SHORT TASK
Take each line that has the word "杭州中跃房地产代理有限公司" and return it.

INFORMATION SHOWN
──────────────────────────────
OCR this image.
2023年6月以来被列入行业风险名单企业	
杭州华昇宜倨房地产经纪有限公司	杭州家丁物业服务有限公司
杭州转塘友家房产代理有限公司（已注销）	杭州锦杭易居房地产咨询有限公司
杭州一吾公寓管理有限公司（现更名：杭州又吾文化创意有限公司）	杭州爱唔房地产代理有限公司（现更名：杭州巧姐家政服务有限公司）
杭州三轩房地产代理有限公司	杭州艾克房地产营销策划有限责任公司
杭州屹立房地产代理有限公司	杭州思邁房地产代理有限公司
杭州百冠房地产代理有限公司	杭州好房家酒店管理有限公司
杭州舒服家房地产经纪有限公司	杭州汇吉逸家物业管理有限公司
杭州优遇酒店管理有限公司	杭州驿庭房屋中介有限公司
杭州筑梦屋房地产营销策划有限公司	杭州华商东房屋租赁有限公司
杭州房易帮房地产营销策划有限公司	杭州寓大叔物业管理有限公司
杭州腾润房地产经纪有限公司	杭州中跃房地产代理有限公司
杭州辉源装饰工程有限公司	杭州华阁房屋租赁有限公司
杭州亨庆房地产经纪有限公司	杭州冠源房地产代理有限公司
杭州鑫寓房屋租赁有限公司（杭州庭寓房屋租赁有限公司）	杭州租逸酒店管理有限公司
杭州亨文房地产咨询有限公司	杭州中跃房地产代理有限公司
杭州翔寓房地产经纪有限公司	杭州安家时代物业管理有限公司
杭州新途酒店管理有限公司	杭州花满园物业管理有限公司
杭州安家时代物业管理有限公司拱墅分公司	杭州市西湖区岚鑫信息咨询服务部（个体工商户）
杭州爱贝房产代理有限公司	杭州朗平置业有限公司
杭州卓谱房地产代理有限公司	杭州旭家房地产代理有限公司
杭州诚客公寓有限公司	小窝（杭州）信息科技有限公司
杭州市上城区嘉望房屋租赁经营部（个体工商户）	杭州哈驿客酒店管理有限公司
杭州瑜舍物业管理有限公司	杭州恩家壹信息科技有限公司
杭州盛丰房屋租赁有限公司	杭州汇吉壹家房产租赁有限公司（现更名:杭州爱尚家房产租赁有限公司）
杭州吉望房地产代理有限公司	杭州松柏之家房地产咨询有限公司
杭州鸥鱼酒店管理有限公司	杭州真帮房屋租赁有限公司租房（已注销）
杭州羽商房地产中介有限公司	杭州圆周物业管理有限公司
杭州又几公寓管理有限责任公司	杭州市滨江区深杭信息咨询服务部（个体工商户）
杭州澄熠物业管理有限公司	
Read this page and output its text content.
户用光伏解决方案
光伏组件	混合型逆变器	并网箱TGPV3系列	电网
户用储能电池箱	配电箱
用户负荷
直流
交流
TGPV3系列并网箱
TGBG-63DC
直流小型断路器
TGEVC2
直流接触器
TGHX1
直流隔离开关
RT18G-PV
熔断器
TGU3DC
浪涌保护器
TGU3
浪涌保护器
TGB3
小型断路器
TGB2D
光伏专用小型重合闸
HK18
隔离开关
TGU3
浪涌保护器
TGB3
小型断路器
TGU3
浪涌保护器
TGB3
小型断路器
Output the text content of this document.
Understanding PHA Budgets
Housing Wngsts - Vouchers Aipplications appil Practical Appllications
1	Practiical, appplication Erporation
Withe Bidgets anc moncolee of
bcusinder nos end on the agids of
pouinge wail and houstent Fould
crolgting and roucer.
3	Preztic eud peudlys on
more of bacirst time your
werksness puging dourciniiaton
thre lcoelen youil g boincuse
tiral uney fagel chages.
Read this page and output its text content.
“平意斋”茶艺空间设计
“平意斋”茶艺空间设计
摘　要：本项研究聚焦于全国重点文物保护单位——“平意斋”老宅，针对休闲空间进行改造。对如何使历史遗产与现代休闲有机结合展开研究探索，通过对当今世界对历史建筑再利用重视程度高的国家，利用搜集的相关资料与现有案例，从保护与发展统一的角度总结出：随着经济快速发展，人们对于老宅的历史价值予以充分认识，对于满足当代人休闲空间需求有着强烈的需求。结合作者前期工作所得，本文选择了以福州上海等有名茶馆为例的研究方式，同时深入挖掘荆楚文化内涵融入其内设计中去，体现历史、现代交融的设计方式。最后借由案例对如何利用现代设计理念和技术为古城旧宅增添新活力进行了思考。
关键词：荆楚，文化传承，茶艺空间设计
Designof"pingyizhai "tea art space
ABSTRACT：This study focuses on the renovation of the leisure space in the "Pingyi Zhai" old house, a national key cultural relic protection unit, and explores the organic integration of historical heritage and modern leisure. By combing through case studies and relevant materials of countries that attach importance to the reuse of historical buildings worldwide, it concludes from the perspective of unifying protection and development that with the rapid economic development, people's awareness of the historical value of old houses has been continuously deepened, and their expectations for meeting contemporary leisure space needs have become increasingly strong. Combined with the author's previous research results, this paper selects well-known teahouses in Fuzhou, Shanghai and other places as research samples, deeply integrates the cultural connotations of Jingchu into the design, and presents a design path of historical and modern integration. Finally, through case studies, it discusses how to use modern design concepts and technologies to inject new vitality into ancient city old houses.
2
──────────────────────────────
FULL RESPONSE
杭州腾润房地产经纪有限公司	杭州中跃房地产代理有限公司
杭州亨文房地产咨询有限公司	杭州中跃房地产代理有限公司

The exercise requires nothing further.